Find every line below that contains the word "right" and copy it out.

# Records from a data collection

......

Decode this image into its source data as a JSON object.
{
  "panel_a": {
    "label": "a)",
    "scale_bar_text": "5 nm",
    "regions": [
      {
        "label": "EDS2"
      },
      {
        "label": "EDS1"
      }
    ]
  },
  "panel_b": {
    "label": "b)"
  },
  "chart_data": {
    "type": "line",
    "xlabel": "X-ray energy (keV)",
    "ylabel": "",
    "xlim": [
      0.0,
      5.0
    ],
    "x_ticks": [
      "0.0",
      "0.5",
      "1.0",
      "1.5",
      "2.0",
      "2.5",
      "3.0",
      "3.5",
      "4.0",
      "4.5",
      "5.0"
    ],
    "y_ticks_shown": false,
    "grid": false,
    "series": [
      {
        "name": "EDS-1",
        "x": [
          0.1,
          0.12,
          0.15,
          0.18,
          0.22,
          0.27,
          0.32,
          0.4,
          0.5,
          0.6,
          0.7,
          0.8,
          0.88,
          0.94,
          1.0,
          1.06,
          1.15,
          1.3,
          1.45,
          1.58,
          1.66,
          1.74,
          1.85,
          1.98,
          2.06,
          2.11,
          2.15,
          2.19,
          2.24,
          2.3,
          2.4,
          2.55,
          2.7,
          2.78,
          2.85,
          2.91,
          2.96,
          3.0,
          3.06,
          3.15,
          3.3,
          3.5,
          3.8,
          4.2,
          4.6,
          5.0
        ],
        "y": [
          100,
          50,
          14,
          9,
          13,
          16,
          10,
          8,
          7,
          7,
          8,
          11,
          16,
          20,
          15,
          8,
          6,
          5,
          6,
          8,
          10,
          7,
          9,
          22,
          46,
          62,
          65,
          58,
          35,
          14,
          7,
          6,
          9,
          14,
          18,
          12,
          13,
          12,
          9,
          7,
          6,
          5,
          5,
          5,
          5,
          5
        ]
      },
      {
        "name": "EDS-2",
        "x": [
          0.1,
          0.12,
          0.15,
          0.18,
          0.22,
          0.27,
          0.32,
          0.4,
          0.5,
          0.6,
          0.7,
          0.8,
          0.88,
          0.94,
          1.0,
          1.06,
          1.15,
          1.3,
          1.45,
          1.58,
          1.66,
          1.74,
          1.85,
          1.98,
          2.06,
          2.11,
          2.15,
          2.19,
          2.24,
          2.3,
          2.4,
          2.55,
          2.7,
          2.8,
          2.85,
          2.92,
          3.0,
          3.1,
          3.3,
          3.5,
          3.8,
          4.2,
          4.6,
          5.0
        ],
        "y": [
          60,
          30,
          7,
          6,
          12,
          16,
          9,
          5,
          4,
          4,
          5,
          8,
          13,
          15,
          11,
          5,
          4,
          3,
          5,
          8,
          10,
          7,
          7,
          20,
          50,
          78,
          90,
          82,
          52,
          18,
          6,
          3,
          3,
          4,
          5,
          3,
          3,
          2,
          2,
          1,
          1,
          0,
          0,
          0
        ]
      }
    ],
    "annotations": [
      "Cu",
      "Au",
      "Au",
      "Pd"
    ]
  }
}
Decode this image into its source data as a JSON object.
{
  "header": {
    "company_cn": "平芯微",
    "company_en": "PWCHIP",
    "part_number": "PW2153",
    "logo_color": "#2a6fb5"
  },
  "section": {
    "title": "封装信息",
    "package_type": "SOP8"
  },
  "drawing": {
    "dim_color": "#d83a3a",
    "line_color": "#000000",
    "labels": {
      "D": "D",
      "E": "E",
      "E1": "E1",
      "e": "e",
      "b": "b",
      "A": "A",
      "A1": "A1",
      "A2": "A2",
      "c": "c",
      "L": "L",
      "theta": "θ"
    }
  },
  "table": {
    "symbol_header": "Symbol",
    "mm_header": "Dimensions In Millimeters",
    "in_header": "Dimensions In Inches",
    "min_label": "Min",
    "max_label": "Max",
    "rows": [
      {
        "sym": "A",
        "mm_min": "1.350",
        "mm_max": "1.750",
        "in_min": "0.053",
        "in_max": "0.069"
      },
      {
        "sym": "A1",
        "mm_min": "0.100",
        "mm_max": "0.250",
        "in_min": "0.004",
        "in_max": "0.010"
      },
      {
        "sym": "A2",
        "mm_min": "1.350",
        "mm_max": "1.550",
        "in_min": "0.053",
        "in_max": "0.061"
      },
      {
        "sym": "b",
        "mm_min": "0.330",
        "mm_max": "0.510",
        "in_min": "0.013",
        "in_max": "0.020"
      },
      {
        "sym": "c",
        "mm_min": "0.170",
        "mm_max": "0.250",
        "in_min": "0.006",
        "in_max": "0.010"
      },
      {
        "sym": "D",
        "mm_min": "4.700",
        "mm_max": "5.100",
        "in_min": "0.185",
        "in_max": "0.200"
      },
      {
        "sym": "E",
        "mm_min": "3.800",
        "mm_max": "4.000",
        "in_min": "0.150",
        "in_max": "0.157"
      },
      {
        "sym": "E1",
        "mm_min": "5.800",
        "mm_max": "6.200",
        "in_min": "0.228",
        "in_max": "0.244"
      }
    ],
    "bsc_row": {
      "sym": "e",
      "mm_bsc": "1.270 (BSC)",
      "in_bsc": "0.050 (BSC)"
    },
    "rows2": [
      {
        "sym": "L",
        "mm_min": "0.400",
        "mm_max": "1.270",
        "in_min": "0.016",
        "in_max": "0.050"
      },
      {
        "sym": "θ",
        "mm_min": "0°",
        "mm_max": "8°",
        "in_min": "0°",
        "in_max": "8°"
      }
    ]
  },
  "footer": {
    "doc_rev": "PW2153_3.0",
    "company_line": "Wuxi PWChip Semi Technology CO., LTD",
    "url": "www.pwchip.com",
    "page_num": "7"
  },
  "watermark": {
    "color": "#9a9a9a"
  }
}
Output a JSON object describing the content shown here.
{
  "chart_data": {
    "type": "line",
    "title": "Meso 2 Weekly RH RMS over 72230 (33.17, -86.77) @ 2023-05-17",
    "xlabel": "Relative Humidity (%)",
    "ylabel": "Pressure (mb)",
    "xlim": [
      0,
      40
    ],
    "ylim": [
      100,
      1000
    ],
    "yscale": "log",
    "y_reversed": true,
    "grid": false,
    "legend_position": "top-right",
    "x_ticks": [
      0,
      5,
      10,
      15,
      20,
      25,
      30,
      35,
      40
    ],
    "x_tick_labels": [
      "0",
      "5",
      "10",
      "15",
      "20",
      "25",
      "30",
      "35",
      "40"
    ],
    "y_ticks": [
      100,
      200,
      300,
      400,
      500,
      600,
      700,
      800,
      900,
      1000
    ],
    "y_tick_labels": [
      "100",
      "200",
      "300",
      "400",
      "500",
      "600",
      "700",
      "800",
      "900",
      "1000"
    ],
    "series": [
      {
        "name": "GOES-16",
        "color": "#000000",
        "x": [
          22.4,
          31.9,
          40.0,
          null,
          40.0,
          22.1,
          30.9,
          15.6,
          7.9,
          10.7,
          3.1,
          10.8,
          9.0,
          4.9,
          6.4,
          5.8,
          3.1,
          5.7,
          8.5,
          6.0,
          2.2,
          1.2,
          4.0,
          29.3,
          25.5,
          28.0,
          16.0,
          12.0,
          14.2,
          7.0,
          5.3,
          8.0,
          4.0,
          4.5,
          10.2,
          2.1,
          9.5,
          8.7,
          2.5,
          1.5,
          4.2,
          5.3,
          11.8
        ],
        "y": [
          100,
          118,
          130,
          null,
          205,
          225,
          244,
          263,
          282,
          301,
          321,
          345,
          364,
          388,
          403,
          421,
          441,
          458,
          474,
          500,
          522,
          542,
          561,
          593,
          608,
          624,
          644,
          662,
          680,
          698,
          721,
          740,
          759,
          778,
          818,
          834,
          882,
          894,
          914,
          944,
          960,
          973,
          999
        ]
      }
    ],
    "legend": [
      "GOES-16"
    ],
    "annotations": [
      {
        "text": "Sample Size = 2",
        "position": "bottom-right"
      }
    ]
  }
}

......

# Written reply
    "legend_position": "top-right",
        "position": "bottom-right"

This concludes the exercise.